### Stated goal:
Which lines hold the word "Normalized"? Show each of them.

### Records to use:
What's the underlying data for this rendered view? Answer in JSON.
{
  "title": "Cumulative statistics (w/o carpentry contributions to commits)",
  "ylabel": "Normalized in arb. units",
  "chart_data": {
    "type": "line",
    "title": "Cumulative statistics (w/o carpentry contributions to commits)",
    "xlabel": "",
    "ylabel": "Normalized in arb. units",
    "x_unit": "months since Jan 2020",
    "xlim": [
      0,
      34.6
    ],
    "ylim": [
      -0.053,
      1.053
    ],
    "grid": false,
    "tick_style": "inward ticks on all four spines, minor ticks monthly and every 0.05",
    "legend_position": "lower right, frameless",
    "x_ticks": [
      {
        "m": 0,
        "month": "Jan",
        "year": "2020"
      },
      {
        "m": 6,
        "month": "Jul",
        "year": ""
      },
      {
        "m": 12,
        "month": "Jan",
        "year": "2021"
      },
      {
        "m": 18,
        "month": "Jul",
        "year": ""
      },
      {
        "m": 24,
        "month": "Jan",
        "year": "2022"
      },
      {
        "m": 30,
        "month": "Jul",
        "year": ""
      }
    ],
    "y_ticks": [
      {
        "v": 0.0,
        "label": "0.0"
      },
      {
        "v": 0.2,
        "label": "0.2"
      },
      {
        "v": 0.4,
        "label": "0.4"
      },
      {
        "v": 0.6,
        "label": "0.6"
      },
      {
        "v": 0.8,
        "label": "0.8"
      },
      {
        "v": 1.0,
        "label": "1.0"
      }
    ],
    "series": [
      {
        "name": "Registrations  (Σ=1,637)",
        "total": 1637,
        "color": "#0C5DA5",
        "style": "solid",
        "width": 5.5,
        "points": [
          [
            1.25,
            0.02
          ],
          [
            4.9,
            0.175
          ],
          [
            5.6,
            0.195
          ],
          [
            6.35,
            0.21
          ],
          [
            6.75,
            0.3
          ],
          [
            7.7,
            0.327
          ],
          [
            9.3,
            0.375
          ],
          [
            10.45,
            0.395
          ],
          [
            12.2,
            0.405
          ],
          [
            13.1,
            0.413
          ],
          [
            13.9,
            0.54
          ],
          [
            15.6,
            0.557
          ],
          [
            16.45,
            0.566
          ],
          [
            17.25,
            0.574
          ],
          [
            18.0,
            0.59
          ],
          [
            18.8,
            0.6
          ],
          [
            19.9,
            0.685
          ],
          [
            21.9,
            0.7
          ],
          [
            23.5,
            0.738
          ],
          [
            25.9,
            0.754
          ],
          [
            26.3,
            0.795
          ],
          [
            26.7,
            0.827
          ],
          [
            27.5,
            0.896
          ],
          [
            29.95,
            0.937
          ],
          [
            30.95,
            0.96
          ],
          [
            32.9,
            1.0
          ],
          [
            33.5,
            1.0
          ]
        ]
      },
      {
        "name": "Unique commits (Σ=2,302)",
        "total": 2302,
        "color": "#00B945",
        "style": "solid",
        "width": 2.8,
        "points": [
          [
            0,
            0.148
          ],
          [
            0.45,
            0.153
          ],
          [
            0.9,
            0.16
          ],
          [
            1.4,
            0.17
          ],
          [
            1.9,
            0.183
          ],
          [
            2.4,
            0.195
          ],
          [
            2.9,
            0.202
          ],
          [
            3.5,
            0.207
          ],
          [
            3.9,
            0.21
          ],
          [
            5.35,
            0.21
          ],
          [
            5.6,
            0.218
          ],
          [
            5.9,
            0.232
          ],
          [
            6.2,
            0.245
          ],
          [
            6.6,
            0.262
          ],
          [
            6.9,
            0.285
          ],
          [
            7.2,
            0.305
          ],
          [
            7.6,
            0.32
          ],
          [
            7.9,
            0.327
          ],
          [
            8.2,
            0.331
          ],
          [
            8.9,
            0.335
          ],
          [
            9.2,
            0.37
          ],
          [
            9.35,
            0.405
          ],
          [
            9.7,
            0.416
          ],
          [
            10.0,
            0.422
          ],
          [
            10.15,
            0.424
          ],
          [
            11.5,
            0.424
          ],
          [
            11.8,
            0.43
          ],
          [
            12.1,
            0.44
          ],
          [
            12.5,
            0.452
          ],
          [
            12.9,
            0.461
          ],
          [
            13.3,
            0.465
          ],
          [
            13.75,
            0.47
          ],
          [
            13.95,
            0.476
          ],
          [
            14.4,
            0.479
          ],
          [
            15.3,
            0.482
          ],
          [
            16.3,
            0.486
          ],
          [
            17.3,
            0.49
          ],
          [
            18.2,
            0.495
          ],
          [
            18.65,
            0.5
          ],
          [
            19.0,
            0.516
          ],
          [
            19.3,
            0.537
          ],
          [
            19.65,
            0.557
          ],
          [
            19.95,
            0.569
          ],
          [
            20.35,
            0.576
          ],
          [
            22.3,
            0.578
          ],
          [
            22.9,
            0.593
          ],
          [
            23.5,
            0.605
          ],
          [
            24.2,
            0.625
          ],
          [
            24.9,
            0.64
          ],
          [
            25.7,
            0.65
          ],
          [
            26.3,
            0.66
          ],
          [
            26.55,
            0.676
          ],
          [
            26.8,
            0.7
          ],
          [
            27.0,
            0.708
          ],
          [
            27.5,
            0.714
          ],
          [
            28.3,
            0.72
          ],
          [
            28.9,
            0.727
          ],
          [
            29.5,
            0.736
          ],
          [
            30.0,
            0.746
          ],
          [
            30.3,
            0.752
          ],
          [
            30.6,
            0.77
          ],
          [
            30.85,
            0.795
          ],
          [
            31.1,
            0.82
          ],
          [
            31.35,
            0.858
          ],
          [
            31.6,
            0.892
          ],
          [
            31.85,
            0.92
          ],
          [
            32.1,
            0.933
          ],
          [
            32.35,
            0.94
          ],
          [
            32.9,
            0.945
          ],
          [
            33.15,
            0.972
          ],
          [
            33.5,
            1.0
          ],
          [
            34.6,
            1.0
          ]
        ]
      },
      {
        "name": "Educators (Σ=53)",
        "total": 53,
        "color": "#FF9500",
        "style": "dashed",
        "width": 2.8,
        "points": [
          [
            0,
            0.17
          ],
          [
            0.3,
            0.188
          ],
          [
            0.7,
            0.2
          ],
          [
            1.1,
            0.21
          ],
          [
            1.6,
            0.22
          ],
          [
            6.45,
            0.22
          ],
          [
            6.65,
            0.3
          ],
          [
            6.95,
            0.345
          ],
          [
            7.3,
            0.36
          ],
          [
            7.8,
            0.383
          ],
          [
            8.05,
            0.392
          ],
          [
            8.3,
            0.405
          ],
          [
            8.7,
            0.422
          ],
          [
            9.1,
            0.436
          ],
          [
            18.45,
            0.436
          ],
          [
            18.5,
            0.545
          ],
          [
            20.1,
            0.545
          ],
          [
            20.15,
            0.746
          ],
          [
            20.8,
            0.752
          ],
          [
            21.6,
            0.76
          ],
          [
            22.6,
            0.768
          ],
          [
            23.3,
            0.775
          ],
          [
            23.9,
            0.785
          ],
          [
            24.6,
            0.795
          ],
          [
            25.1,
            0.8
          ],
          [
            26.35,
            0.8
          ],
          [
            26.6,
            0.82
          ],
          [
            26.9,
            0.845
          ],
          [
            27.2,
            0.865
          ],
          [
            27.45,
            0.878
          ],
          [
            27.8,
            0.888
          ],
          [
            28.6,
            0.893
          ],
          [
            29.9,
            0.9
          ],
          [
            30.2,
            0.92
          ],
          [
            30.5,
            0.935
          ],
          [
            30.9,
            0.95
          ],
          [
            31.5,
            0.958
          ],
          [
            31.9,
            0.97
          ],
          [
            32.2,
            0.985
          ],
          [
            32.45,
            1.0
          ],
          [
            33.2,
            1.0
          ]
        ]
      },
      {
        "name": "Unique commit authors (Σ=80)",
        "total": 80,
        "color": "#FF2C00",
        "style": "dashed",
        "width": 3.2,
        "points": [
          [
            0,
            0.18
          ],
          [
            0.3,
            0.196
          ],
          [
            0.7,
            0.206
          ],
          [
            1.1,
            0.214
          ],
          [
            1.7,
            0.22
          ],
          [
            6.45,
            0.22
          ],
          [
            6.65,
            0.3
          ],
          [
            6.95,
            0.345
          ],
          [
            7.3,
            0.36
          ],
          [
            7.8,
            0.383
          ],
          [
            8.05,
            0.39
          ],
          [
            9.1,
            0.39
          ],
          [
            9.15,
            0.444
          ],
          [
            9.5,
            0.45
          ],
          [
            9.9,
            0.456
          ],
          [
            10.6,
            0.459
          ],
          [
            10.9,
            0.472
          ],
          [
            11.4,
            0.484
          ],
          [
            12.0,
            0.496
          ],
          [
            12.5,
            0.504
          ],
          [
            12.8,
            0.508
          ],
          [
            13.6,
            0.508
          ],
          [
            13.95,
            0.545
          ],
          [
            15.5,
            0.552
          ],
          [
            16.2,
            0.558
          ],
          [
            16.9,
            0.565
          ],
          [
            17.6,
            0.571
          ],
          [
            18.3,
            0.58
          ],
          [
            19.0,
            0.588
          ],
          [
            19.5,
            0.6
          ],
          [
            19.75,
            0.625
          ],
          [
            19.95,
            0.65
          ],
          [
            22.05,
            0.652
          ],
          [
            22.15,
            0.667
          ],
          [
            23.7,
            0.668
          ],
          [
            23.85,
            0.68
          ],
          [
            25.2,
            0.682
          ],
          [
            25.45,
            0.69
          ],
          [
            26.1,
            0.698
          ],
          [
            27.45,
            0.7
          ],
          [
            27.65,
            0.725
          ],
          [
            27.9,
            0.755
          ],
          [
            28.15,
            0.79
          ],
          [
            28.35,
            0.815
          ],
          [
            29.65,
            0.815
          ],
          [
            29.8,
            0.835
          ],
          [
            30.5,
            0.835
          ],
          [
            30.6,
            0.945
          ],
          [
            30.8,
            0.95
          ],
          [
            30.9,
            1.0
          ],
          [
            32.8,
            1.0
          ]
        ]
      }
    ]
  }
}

### Full response:
  "ylabel": "Normalized in arb. units",
    "ylabel": "Normalized in arb. units",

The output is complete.